> _WHAT YOU HAVE TO DO_:
Please quote these lines exactly, beginning at the first line of the records and stopping after the line that contains "x-tick-label: 5 xyxy=(260,617,268,632)".

> _DATASET ROWS_:
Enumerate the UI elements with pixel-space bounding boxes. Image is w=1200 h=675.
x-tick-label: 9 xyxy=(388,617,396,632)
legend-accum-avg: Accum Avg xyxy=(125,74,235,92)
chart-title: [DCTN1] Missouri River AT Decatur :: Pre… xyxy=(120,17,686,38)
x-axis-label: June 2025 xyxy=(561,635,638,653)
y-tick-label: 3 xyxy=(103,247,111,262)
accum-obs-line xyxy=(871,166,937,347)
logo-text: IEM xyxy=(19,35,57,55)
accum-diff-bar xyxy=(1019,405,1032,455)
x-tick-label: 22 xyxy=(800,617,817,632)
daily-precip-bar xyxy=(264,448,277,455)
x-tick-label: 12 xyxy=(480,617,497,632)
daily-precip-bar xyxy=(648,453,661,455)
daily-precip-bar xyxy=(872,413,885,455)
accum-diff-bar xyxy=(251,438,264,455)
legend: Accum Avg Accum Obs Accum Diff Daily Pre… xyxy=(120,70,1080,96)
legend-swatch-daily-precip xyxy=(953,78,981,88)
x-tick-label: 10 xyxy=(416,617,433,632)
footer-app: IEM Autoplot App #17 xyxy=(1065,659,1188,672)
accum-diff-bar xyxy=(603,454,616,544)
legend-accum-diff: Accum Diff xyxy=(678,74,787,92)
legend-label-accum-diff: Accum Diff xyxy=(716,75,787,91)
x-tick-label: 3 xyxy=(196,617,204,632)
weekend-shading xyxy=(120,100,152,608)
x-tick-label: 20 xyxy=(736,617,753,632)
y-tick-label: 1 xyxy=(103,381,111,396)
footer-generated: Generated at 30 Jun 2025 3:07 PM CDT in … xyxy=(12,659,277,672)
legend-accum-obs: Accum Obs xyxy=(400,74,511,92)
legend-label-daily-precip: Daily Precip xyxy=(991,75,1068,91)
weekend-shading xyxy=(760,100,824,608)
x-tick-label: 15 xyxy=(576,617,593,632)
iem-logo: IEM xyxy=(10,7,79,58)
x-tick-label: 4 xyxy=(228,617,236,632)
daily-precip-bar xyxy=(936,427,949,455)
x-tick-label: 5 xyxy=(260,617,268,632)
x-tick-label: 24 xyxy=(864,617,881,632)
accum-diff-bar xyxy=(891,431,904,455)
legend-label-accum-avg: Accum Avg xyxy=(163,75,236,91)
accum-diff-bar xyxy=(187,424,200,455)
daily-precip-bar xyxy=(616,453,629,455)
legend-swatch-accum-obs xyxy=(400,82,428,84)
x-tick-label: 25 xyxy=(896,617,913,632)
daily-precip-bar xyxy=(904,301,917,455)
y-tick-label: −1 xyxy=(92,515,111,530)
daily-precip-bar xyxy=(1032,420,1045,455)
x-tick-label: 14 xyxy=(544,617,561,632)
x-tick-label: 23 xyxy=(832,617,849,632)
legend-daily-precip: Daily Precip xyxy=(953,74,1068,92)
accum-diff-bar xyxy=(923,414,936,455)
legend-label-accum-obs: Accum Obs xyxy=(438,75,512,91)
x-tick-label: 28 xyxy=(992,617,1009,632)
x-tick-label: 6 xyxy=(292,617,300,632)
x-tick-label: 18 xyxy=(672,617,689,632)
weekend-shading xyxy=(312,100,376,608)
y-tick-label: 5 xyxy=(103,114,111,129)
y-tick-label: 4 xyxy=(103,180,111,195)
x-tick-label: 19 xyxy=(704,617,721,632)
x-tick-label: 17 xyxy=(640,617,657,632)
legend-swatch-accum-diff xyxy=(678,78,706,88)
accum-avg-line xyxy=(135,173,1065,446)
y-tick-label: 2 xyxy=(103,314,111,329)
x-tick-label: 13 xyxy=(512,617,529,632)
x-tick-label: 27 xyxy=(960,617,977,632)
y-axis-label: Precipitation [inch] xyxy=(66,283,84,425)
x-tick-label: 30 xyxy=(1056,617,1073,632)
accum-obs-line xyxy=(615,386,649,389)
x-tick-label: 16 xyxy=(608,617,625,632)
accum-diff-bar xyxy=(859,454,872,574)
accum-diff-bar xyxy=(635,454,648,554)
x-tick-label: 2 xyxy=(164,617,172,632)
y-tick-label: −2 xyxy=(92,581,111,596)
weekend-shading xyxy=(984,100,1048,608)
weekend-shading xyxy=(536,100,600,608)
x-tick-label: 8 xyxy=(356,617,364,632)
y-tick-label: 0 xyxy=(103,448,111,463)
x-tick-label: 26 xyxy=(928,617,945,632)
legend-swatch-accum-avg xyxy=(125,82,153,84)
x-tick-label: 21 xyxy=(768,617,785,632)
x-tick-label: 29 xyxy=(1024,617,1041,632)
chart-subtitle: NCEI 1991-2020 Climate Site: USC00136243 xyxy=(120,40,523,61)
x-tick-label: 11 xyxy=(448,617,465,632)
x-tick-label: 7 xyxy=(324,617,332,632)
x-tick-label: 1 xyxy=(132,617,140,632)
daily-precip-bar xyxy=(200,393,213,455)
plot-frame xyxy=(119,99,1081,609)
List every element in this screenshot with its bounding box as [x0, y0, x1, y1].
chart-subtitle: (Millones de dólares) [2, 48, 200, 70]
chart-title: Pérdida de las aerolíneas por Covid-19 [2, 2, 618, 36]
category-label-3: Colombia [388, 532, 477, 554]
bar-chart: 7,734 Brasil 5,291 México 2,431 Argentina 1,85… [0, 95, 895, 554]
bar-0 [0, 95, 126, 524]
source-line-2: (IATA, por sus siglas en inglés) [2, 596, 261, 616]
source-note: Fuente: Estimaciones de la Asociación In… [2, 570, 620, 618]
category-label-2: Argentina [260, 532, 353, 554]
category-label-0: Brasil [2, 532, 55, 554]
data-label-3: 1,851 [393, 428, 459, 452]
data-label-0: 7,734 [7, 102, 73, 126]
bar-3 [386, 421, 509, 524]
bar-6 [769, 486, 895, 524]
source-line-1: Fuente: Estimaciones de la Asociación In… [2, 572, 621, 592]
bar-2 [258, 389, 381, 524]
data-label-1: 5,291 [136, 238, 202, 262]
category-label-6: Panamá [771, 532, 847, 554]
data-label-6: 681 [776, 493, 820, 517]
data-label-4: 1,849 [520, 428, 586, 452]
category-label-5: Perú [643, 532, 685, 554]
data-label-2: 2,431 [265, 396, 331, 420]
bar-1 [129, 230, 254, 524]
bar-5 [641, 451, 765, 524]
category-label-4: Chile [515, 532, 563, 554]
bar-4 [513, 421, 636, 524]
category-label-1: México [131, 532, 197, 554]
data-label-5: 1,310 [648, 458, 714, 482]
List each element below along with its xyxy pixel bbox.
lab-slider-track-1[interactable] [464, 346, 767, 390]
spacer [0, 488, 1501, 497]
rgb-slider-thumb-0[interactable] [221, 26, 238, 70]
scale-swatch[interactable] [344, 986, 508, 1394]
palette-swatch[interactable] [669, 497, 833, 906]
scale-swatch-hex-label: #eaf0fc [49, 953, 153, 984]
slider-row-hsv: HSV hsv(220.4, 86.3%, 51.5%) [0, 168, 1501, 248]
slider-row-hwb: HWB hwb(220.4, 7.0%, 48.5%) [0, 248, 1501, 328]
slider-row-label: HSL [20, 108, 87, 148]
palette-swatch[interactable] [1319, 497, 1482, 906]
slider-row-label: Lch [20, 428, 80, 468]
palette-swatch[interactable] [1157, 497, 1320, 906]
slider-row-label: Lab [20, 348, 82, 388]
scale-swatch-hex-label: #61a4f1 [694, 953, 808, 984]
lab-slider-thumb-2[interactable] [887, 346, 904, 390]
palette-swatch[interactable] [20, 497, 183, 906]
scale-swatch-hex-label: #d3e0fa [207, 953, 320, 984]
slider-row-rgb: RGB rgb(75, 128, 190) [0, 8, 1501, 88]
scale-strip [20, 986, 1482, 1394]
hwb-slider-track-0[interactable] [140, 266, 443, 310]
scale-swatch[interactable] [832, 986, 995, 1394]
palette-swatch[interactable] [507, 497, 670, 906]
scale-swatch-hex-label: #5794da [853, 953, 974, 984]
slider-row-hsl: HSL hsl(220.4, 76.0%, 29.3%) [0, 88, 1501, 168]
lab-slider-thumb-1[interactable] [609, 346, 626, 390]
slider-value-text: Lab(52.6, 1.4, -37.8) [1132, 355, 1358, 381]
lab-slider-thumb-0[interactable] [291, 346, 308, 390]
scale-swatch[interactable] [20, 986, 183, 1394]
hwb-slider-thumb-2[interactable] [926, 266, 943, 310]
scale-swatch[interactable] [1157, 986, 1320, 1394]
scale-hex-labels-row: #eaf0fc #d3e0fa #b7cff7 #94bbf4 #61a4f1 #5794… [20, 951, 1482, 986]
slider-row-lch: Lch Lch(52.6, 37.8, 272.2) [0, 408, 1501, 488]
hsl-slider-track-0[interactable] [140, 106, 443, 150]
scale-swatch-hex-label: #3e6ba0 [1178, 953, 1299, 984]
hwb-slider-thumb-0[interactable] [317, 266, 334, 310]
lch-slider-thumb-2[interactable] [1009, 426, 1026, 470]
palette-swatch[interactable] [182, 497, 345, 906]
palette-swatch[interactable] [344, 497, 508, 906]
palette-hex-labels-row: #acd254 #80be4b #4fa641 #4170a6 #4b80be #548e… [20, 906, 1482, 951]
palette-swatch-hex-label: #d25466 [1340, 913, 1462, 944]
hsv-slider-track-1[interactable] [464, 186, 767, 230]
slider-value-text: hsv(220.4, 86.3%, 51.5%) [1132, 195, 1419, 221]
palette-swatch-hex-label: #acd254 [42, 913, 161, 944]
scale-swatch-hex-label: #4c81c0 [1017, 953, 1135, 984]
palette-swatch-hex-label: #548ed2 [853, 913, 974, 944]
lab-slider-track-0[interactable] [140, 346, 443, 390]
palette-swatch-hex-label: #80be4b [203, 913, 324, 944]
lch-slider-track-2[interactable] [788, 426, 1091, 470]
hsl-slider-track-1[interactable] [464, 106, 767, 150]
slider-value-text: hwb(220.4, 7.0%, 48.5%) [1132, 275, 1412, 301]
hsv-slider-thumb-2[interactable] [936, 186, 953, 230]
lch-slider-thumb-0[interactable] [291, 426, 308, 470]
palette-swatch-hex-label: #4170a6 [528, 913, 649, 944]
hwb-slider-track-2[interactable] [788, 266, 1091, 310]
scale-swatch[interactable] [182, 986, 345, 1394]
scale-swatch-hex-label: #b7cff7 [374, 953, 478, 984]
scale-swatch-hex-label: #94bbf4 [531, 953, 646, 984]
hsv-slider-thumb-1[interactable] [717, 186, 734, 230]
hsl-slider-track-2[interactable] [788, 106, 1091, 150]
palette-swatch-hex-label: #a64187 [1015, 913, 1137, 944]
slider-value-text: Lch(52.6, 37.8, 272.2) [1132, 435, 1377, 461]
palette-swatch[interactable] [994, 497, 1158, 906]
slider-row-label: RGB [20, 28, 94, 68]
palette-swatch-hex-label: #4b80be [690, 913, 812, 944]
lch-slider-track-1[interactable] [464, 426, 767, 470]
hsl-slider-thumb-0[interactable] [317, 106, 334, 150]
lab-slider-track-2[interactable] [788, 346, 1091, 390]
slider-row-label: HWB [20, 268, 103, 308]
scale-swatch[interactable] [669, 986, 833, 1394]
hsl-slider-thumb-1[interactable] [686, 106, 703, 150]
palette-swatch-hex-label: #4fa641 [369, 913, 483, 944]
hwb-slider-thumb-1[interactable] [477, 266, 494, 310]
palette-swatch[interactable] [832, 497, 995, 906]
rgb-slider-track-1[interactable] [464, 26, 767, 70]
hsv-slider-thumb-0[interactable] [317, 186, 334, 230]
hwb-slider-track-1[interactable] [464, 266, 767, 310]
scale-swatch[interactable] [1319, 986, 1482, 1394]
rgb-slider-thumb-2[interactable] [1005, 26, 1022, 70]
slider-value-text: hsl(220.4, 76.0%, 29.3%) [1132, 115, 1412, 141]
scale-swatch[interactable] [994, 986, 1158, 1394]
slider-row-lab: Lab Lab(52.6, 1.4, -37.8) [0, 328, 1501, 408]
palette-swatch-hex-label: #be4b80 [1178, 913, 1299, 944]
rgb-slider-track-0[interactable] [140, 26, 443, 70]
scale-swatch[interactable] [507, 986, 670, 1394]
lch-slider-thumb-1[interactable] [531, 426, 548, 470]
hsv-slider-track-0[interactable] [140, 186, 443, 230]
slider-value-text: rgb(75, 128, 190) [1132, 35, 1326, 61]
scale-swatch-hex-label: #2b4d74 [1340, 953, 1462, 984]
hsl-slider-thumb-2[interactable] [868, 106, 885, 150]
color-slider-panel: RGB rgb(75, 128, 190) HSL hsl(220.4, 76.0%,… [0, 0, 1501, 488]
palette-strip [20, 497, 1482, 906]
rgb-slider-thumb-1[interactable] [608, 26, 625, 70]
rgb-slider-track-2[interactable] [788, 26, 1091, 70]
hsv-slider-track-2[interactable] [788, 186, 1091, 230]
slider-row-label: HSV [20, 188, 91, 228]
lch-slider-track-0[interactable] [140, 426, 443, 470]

> _EXERCISE RESPONSE_:
Enumerate the UI elements with pixel-space bounding boxes. Image is w=1200 h=675.
x-tick-label: 9 xyxy=(388,617,396,632)
legend-accum-avg: Accum Avg xyxy=(125,74,235,92)
chart-title: [DCTN1] Missouri River AT Decatur :: Pre… xyxy=(120,17,686,38)
x-axis-label: June 2025 xyxy=(561,635,638,653)
y-tick-label: 3 xyxy=(103,247,111,262)
accum-obs-line xyxy=(871,166,937,347)
logo-text: IEM xyxy=(19,35,57,55)
accum-diff-bar xyxy=(1019,405,1032,455)
x-tick-label: 22 xyxy=(800,617,817,632)
daily-precip-bar xyxy=(264,448,277,455)
x-tick-label: 12 xyxy=(480,617,497,632)
daily-precip-bar xyxy=(648,453,661,455)
daily-precip-bar xyxy=(872,413,885,455)
accum-diff-bar xyxy=(251,438,264,455)
legend: Accum Avg Accum Obs Accum Diff Daily Pre… xyxy=(120,70,1080,96)
legend-swatch-daily-precip xyxy=(953,78,981,88)
x-tick-label: 10 xyxy=(416,617,433,632)
footer-app: IEM Autoplot App #17 xyxy=(1065,659,1188,672)
accum-diff-bar xyxy=(603,454,616,544)
legend-accum-diff: Accum Diff xyxy=(678,74,787,92)
legend-label-accum-diff: Accum Diff xyxy=(716,75,787,91)
x-tick-label: 3 xyxy=(196,617,204,632)
weekend-shading xyxy=(120,100,152,608)
x-tick-label: 20 xyxy=(736,617,753,632)
y-tick-label: 1 xyxy=(103,381,111,396)
footer-generated: Generated at 30 Jun 2025 3:07 PM CDT in … xyxy=(12,659,277,672)
legend-accum-obs: Accum Obs xyxy=(400,74,511,92)
legend-label-daily-precip: Daily Precip xyxy=(991,75,1068,91)
weekend-shading xyxy=(760,100,824,608)
x-tick-label: 15 xyxy=(576,617,593,632)
iem-logo: IEM xyxy=(10,7,79,58)
x-tick-label: 4 xyxy=(228,617,236,632)
daily-precip-bar xyxy=(936,427,949,455)
x-tick-label: 5 xyxy=(260,617,268,632)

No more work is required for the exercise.